> _What is needed_
Reproduce the data that follows in its entirety, character for character.
================================
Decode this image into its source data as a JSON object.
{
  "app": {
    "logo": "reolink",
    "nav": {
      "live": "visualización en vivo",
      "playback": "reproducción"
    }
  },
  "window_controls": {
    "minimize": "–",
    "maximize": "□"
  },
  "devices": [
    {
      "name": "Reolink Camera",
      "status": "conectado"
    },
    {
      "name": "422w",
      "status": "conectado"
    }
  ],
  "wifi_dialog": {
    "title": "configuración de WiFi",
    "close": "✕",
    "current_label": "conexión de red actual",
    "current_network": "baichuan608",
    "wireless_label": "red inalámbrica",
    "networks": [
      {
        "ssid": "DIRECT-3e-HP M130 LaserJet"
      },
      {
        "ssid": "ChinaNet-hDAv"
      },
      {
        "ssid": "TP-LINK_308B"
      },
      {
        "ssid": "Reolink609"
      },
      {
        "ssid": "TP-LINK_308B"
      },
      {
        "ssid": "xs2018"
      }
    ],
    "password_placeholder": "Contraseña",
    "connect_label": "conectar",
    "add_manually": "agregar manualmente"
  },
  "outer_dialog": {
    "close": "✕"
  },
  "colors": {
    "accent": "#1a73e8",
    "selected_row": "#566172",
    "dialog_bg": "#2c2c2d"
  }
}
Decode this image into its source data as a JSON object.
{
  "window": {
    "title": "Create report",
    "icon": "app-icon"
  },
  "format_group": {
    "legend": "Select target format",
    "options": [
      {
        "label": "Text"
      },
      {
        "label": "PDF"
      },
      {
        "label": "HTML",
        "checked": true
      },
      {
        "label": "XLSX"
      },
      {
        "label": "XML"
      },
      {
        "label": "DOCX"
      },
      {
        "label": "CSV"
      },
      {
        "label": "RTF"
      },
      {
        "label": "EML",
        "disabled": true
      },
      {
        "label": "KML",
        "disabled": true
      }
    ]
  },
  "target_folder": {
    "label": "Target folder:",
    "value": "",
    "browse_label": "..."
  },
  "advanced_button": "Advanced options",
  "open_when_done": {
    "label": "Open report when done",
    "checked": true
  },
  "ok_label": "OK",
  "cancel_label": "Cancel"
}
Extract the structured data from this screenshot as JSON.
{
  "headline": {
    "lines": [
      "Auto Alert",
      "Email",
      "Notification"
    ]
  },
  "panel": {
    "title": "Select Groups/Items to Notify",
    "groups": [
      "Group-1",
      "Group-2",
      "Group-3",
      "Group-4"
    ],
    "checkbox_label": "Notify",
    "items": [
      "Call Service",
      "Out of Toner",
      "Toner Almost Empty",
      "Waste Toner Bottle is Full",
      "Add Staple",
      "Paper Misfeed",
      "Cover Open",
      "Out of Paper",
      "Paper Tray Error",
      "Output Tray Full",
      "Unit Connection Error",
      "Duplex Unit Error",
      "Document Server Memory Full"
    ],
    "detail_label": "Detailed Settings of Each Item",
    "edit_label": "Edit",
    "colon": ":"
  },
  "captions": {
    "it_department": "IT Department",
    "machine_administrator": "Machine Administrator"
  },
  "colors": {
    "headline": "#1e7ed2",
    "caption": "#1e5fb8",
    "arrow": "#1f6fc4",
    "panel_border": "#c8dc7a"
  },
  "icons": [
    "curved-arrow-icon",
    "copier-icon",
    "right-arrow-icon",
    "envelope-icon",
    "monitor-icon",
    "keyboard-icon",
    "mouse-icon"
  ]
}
================================
> _Task output_
Decode this image into its source data as a JSON object.
{
  "app": {
    "logo": "reolink",
    "nav": {
      "live": "visualización en vivo",
      "playback": "reproducción"
    }
  },
  "window_controls": {
    "minimize": "–",
    "maximize": "□"
  },
  "devices": [
    {
      "name": "Reolink Camera",
      "status": "conectado"
    },
    {
      "name": "422w",
      "status": "conectado"
    }
  ],
  "wifi_dialog": {
    "title": "configuración de WiFi",
    "close": "✕",
    "current_label": "conexión de red actual",
    "current_network": "baichuan608",
    "wireless_label": "red inalámbrica",
    "networks": [
      {
        "ssid": "DIRECT-3e-HP M130 LaserJet"
      },
      {
        "ssid": "ChinaNet-hDAv"
      },
      {
        "ssid": "TP-LINK_308B"
      },
      {
        "ssid": "Reolink609"
      },
      {
        "ssid": "TP-LINK_308B"
      },
      {
        "ssid": "xs2018"
      }
    ],
    "password_placeholder": "Contraseña",
    "connect_label": "conectar",
    "add_manually": "agregar manualmente"
  },
  "outer_dialog": {
    "close": "✕"
  },
  "colors": {
    "accent": "#1a73e8",
    "selected_row": "#566172",
    "dialog_bg": "#2c2c2d"
  }
}
Decode this image into its source data as a JSON object.
{
  "window": {
    "title": "Create report",
    "icon": "app-icon"
  },
  "format_group": {
    "legend": "Select target format",
    "options": [
      {
        "label": "Text"
      },
      {
        "label": "PDF"
      },
      {
        "label": "HTML",
        "checked": true
      },
      {
        "label": "XLSX"
      },
      {
        "label": "XML"
      },
      {
        "label": "DOCX"
      },
      {
        "label": "CSV"
      },
      {
        "label": "RTF"
      },
      {
        "label": "EML",
        "disabled": true
      },
      {
        "label": "KML",
        "disabled": true
      }
    ]
  },
  "target_folder": {
    "label": "Target folder:",
    "value": "",
    "browse_label": "..."
  },
  "advanced_button": "Advanced options",
  "open_when_done": {
    "label": "Open report when done",
    "checked": true
  },
  "ok_label": "OK",
  "cancel_label": "Cancel"
}
Extract the structured data from this screenshot as JSON.
{
  "headline": {
    "lines": [
      "Auto Alert",
      "Email",
      "Notification"
    ]
  },
  "panel": {
    "title": "Select Groups/Items to Notify",
    "groups": [
      "Group-1",
      "Group-2",
      "Group-3",
      "Group-4"
    ],
    "checkbox_label": "Notify",
    "items": [
      "Call Service",
      "Out of Toner",
      "Toner Almost Empty",
      "Waste Toner Bottle is Full",
      "Add Staple",
      "Paper Misfeed",
      "Cover Open",
      "Out of Paper",
      "Paper Tray Error",
      "Output Tray Full",
      "Unit Connection Error",
      "Duplex Unit Error",
      "Document Server Memory Full"
    ],
    "detail_label": "Detailed Settings of Each Item",
    "edit_label": "Edit",
    "colon": ":"
  },
  "captions": {
    "it_department": "IT Department",
    "machine_administrator": "Machine Administrator"
  },
  "colors": {
    "headline": "#1e7ed2",
    "caption": "#1e5fb8",
    "arrow": "#1f6fc4",
    "panel_border": "#c8dc7a"
  },
  "icons": [
    "curved-arrow-icon",
    "copier-icon",
    "right-arrow-icon",
    "envelope-icon",
    "monitor-icon",
    "keyboard-icon",
    "mouse-icon"
  ]
}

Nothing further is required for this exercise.